DIRECTION
Every entry below should be printed exactly, without its images.

___ RECORDS FOR PROCESSING

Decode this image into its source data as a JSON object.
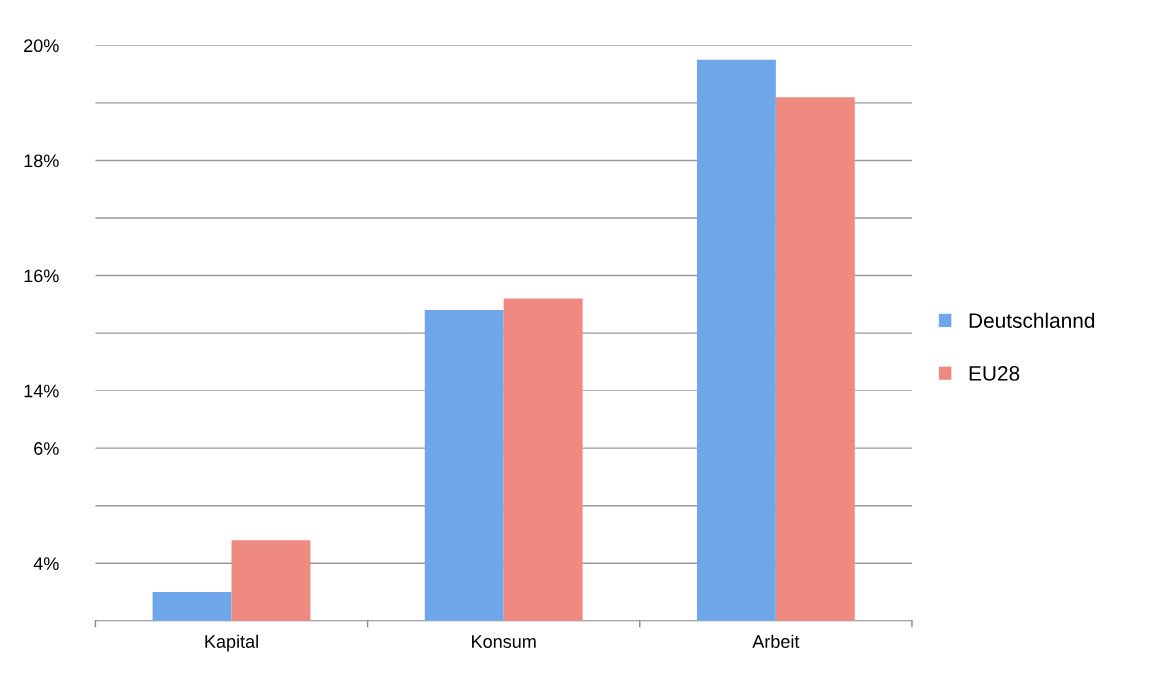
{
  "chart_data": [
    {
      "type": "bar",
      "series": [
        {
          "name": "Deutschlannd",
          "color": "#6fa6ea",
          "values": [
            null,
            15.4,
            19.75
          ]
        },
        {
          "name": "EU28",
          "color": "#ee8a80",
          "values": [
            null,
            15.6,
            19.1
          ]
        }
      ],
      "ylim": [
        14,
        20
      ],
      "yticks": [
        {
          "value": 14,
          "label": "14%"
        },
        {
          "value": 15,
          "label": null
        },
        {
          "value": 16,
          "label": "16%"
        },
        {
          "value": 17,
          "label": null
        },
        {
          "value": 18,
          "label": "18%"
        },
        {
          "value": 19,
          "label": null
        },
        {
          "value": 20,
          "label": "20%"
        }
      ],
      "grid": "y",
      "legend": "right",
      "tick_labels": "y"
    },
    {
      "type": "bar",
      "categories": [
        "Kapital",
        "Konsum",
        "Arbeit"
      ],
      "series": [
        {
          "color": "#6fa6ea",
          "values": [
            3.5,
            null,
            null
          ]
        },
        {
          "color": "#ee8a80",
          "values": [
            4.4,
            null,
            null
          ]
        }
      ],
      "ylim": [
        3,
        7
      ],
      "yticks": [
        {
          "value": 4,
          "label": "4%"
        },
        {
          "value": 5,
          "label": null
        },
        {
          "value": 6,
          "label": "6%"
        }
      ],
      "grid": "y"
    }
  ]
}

______

RESPONSE TO THE EXERCISE
Decode this image into its source data as a JSON object.
{
  "chart_data": [
    {
      "type": "bar",
      "series": [
        {
          "name": "Deutschlannd",
          "color": "#6fa6ea",
          "values": [
            null,
            15.4,
            19.75
          ]
        },
        {
          "name": "EU28",
          "color": "#ee8a80",
          "values": [
            null,
            15.6,
            19.1
          ]
        }
      ],
      "ylim": [
        14,
        20
      ],
      "yticks": [
        {
          "value": 14,
          "label": "14%"
        },
        {
          "value": 15,
          "label": null
        },
        {
          "value": 16,
          "label": "16%"
        },
        {
          "value": 17,
          "label": null
        },
        {
          "value": 18,
          "label": "18%"
        },
        {
          "value": 19,
          "label": null
        },
        {
          "value": 20,
          "label": "20%"
        }
      ],
      "grid": "y",
      "legend": "right",
      "tick_labels": "y"
    },
    {
      "type": "bar",
      "categories": [
        "Kapital",
        "Konsum",
        "Arbeit"
      ],
      "series": [
        {
          "color": "#6fa6ea",
          "values": [
            3.5,
            null,
            null
          ]
        },
        {
          "color": "#ee8a80",
          "values": [
            4.4,
            null,
            null
          ]
        }
      ],
      "ylim": [
        3,
        7
      ],
      "yticks": [
        {
          "value": 4,
          "label": "4%"
        },
        {
          "value": 5,
          "label": null
        },
        {
          "value": 6,
          "label": "6%"
        }
      ],
      "grid": "y"
    }
  ]
}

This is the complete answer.